> [WHAT YOU SHOULD DO]: From the listing below, select every line where the word "name" appears.

> [DATA FOR THIS EXERCISE]:
-- begin --

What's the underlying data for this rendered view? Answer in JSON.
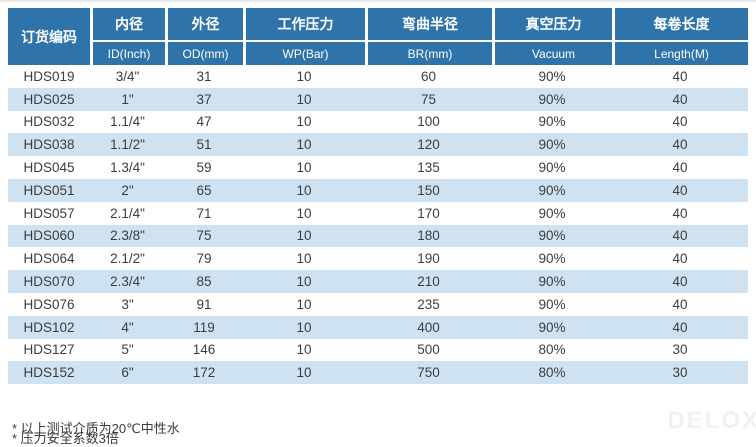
{
  "colors": {
    "header_blue": "#2e73aa",
    "stripe_blue": "#cfe2f1",
    "text_dark": "#3d3d3d"
  },
  "table": {
    "columns": [
      {
        "cn": "订货编码",
        "en": ""
      },
      {
        "cn": "内径",
        "en": "ID(Inch)"
      },
      {
        "cn": "外径",
        "en": "OD(mm)"
      },
      {
        "cn": "工作压力",
        "en": "WP(Bar)"
      },
      {
        "cn": "弯曲半径",
        "en": "BR(mm)"
      },
      {
        "cn": "真空压力",
        "en": "Vacuum"
      },
      {
        "cn": "每卷长度",
        "en": "Length(M)"
      }
    ],
    "rows": [
      [
        "HDS019",
        "3/4\"",
        "31",
        "10",
        "60",
        "90%",
        "40"
      ],
      [
        "HDS025",
        "1\"",
        "37",
        "10",
        "75",
        "90%",
        "40"
      ],
      [
        "HDS032",
        "1.1/4\"",
        "47",
        "10",
        "100",
        "90%",
        "40"
      ],
      [
        "HDS038",
        "1.1/2\"",
        "51",
        "10",
        "120",
        "90%",
        "40"
      ],
      [
        "HDS045",
        "1.3/4\"",
        "59",
        "10",
        "135",
        "90%",
        "40"
      ],
      [
        "HDS051",
        "2\"",
        "65",
        "10",
        "150",
        "90%",
        "40"
      ],
      [
        "HDS057",
        "2.1/4\"",
        "71",
        "10",
        "170",
        "90%",
        "40"
      ],
      [
        "HDS060",
        "2.3/8\"",
        "75",
        "10",
        "180",
        "90%",
        "40"
      ],
      [
        "HDS064",
        "2.1/2\"",
        "79",
        "10",
        "190",
        "90%",
        "40"
      ],
      [
        "HDS070",
        "2.3/4\"",
        "85",
        "10",
        "210",
        "90%",
        "40"
      ],
      [
        "HDS076",
        "3\"",
        "91",
        "10",
        "235",
        "90%",
        "40"
      ],
      [
        "HDS102",
        "4\"",
        "119",
        "10",
        "400",
        "90%",
        "40"
      ],
      [
        "HDS127",
        "5\"",
        "146",
        "10",
        "500",
        "80%",
        "30"
      ],
      [
        "HDS152",
        "6\"",
        "172",
        "10",
        "750",
        "80%",
        "30"
      ]
    ]
  },
  "page": {
    "footnotes": [
      "* 以上测试介质为20℃中性水",
      "* 压力安全系数3倍"
    ],
    "watermark": "DELOX"
  }
}
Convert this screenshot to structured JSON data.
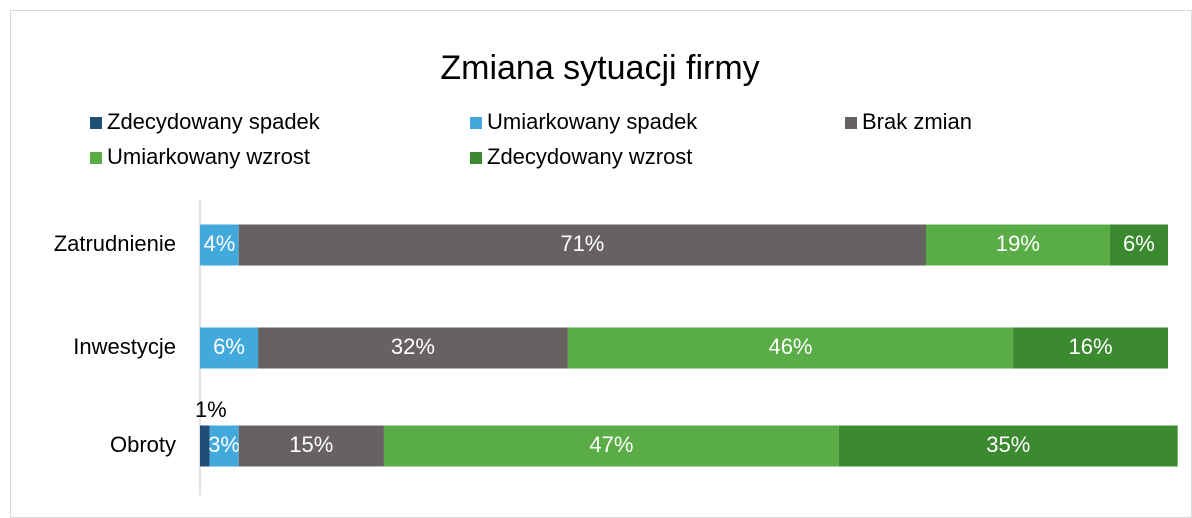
{
  "chart_data": {
    "type": "stacked-bar-horizontal",
    "title": "Zmiana sytuacji firmy",
    "categories": [
      "Zatrudnienie",
      "Inwestycje",
      "Obroty"
    ],
    "series": [
      {
        "name": "Zdecydowany spadek",
        "color": "#1f4e79",
        "values": [
          null,
          null,
          1
        ],
        "value_labels": [
          null,
          null,
          "1%"
        ]
      },
      {
        "name": "Umiarkowany spadek",
        "color": "#41a9dc",
        "values": [
          4,
          6,
          3
        ],
        "value_labels": [
          "4%",
          "6%",
          "3%"
        ]
      },
      {
        "name": "Brak zmian",
        "color": "#676262",
        "values": [
          71,
          32,
          15
        ],
        "value_labels": [
          "71%",
          "32%",
          "15%"
        ]
      },
      {
        "name": "Umiarkowany wzrost",
        "color": "#5aad46",
        "values": [
          19,
          46,
          47
        ],
        "value_labels": [
          "19%",
          "46%",
          "47%"
        ]
      },
      {
        "name": "Zdecydowany wzrost",
        "color": "#3b8a2f",
        "values": [
          6,
          16,
          35
        ],
        "value_labels": [
          "6%",
          "16%",
          "35%"
        ]
      }
    ],
    "xlim": [
      0,
      100
    ],
    "legend": "top"
  }
}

-- end --

> [ANSWER]:
        "name": "Zdecydowany spadek",
        "name": "Umiarkowany spadek",
        "name": "Brak zmian",
        "name": "Umiarkowany wzrost",
        "name": "Zdecydowany wzrost",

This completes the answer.